Angezeigter Text.
Mitglied inaktiv
also jetzt bin ich verunsichert, die eine sagt das nach dem BfD eine Familienversicherung in der gesetzlichen KK ging, die nächste sagt es wäre nur eine Beihilfe Vers.- sprich privat versichern zu 30% mgl. Was denn nun ??? Zur Hülllffeeeee.... wir können den BfD Menschen nicht erreichen und die Zeit drängt :-(
http://www.bundeswehr.de/fileserving/PortalFiles/C1256EF40036B05B/W265YJ8R862INFODE/Wichtige+Hinweise+zur+Sozialen+Absicherung+und+Versorgung+der+Soldaten+auf+Zeit.pdf?yw_repository=youatweb
Danke nochmal ! Lg Katrin
Also mein Mann konnte nicht zurück in die gesetzliche KK, weil er sich nach Dienstzeitende selbständig gemacht hat und ihm zu Anfang seiner Bundeswehrzeit vor 8 Jahren nicht gesagt wurde, dass er neben der privaten Pflegeversicherung (die er auch abgeschlossen hat) auch eine Anwartschaft bei der gesetzlichen KK abschließen müßte, um sich anschließend (auch bei Selbständigkeit) dort freiwillig zu versichern. Da er aber keine Anwartschaft hatte, musste er sich jetzt privat krankenversichern (sogenannte Restkostenversicherung, solange die Übergangsgebührnisse laufen). Der Unterschied ist einfach, dass man privat nur 30 % absichern braucht und gesetzlich wird man immer 100 % versichert. Wir haben das ganze erst im Mai hinter uns gebracht!

Daten zur Erkennung der Dokumentstruktur.
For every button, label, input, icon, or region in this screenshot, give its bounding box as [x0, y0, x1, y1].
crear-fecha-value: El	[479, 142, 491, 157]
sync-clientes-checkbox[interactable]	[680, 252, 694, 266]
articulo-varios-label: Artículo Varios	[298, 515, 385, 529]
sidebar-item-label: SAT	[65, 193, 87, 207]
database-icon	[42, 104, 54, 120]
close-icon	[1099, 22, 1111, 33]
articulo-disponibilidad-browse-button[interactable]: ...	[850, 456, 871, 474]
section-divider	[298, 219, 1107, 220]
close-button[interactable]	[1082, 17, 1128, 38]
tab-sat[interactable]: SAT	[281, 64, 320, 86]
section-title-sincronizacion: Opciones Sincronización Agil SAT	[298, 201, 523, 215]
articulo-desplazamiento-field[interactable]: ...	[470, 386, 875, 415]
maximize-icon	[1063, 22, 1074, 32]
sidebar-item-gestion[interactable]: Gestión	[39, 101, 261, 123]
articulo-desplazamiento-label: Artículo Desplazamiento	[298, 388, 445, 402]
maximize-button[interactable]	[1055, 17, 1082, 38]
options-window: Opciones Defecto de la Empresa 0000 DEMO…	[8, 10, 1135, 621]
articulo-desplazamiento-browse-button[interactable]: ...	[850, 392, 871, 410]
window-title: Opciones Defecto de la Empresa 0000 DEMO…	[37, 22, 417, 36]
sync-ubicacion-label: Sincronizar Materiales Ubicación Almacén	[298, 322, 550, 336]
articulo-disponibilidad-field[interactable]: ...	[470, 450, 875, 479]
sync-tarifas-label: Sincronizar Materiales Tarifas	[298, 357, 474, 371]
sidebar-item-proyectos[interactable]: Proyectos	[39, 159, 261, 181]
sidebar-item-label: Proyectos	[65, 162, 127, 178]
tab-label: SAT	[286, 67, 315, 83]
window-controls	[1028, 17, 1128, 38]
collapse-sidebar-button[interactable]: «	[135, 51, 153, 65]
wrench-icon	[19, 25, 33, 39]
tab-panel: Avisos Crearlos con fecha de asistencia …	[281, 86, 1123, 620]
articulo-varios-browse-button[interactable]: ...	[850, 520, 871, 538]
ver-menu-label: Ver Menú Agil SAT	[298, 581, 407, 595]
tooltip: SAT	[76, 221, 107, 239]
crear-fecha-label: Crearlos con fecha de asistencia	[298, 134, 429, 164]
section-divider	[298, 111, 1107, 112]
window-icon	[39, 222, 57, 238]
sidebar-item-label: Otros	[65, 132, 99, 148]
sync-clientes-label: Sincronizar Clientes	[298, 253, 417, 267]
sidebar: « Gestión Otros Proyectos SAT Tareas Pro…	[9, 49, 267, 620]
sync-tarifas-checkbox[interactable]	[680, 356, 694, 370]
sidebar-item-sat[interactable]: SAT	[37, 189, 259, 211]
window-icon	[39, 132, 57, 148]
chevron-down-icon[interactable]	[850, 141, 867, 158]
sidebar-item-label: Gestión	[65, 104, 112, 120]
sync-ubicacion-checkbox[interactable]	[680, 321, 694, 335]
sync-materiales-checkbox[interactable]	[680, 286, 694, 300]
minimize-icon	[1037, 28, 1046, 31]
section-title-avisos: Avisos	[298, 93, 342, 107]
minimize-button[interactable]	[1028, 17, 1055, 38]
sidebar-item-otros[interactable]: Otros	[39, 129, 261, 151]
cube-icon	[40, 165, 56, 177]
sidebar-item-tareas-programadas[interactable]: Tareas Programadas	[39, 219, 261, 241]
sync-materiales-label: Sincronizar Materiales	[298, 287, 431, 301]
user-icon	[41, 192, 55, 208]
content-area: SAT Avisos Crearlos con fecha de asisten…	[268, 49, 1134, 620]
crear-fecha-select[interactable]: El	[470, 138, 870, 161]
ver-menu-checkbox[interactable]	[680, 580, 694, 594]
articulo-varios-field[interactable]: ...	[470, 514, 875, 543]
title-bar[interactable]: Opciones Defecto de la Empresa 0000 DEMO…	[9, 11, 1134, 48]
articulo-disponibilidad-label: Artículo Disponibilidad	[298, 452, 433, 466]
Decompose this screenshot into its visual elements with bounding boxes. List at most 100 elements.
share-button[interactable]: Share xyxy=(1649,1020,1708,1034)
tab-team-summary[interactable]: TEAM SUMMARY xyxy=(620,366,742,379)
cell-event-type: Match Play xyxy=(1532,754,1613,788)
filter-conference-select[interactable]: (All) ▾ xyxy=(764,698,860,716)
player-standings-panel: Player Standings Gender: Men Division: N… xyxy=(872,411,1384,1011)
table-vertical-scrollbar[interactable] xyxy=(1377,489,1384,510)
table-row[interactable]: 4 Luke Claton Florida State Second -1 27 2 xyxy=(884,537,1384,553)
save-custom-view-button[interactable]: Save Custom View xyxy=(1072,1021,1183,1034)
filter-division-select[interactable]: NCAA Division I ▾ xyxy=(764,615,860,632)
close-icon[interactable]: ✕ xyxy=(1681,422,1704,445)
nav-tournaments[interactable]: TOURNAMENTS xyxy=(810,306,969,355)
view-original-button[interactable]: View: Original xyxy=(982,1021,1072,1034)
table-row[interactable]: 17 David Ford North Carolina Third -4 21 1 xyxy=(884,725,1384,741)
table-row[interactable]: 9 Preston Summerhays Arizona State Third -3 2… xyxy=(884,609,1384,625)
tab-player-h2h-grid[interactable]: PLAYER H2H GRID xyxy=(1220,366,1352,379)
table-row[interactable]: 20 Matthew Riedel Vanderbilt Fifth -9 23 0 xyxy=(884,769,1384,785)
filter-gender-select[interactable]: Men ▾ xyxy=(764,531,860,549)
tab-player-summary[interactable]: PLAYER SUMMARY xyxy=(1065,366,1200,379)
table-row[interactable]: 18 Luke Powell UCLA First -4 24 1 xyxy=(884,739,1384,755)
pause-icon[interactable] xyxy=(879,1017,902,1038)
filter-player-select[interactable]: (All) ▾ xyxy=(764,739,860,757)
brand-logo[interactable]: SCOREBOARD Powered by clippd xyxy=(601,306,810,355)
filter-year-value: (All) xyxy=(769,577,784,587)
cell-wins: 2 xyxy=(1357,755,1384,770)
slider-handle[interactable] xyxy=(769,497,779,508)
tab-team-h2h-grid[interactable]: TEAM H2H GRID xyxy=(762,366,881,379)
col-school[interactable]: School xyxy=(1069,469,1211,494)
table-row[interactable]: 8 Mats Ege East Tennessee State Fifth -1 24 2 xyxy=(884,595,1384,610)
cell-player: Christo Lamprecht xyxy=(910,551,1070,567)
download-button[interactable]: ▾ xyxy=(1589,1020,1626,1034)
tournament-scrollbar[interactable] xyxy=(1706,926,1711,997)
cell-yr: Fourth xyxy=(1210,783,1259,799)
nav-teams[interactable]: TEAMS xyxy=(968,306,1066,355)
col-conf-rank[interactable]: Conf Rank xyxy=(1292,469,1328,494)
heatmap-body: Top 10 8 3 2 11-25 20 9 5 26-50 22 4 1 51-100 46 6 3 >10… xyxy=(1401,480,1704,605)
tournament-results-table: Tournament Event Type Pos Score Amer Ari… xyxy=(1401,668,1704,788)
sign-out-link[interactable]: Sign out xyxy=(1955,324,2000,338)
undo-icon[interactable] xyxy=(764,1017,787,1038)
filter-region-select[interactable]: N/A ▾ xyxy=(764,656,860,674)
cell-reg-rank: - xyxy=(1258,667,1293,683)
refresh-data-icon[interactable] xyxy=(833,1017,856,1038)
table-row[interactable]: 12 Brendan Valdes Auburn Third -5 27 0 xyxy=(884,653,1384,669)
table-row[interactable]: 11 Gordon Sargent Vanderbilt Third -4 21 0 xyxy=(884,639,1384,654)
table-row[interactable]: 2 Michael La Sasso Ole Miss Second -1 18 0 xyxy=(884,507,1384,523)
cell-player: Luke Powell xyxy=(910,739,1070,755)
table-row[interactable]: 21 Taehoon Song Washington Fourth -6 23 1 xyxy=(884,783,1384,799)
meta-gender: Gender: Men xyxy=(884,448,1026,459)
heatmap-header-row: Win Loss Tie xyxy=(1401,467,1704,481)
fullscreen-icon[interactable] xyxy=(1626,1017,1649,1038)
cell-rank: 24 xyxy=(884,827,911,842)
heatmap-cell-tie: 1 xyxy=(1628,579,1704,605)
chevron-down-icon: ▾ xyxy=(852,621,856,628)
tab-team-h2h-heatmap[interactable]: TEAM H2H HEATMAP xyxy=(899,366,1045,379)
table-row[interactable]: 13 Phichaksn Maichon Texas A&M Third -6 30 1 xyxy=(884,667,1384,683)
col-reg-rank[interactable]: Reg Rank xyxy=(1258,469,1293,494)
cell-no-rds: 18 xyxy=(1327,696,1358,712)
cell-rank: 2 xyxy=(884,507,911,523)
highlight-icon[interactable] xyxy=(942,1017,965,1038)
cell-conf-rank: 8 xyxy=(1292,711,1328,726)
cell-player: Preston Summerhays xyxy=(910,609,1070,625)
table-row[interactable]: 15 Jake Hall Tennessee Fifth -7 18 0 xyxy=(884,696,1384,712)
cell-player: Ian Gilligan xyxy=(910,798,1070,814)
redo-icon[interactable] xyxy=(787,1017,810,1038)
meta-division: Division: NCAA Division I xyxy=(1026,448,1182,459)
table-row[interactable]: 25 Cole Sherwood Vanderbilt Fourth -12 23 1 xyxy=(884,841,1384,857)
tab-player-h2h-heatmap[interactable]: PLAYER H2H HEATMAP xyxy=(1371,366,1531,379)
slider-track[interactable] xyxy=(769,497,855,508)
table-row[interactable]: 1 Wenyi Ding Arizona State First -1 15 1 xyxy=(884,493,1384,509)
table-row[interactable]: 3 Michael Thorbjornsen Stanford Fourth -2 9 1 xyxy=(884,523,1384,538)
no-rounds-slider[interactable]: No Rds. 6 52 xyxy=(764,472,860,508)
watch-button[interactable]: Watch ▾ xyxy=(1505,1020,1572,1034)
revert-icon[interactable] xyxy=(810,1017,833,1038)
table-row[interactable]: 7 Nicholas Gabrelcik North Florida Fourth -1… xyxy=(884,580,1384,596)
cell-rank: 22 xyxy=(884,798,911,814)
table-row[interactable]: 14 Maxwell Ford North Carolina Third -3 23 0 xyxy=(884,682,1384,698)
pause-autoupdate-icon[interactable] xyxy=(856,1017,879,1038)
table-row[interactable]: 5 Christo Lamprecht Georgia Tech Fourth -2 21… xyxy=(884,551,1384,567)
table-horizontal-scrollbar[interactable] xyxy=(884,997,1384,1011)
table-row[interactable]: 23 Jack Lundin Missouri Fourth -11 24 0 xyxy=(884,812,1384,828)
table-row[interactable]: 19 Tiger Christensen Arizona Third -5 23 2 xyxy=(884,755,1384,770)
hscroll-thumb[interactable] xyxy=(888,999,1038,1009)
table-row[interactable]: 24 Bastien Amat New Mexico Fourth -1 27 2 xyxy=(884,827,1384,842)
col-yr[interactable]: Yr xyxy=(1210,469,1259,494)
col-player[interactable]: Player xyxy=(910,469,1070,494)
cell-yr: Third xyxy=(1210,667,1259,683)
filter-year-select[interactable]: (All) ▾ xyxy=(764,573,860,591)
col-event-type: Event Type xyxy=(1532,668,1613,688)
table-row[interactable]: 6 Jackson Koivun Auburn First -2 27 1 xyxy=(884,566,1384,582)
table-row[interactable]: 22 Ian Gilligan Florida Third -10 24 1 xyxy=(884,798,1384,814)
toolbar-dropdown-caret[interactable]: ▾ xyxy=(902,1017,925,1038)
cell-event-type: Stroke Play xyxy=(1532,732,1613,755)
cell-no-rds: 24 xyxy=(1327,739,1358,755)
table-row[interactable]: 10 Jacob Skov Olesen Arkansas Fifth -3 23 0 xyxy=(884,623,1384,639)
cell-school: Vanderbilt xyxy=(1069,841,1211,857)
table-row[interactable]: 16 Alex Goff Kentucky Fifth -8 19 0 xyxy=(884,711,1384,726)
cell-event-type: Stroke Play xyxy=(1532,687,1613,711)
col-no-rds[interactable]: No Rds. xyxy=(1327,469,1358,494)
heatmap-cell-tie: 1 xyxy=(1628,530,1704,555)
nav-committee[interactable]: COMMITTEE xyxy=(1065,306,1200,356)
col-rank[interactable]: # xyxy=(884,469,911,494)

Zu bearbeiten.
a) Fasse den Text über die Krankenversicherung nach der Bundeswehrzeit in zwei Sätzen zusammen.
b) Gib den Absatz aus dem Text über die Krankenversicherung nach der Bundeswehrzeit, der mit „Also mein Mann konnte nicht zurück“ beginnt, als kurze Liste mit seinen wichtigsten Fakten wieder.
Dieses Material stammt aus einer anderen Quelle.

Antworten je Aufgabe.
a) Eine Person ist unsicher, ob nach dem BfD eine Familienversicherung in der gesetzlichen Krankenkasse möglich ist oder nur eine private Beihilfeversicherung zu 30 %, und kann die Person beim BfD nicht erreichen. Ein anderer Beitrag schildert, dass der Ehemann nach Dienstzeitende wegen seiner Selbständigkeit und einer fehlenden Anwartschaft nicht in die gesetzliche Krankenkasse zurückkonnte und sich privat versichern musste.

b)
- Der Mann konnte nach Dienstzeitende nicht zurück in die gesetzliche Krankenkasse, weil er sich selbständig gemacht hatte.
- Zu Beginn seiner Bundeswehrzeit vor 8 Jahren wurde ihm nicht gesagt, dass er neben der privaten Pflegeversicherung eine Anwartschaft bei der gesetzlichen Krankenkasse abschließen müsste, um sich später dort freiwillig zu versichern.
- Ohne Anwartschaft musste er sich privat krankenversichern, mit einer Restkostenversicherung, solange die Übergangsgebührnisse laufen.
- Privat müssen nur 30 % abgesichert werden, gesetzlich ist man immer zu 100 % versichert.
- Das Ganze war im Mai erledigt.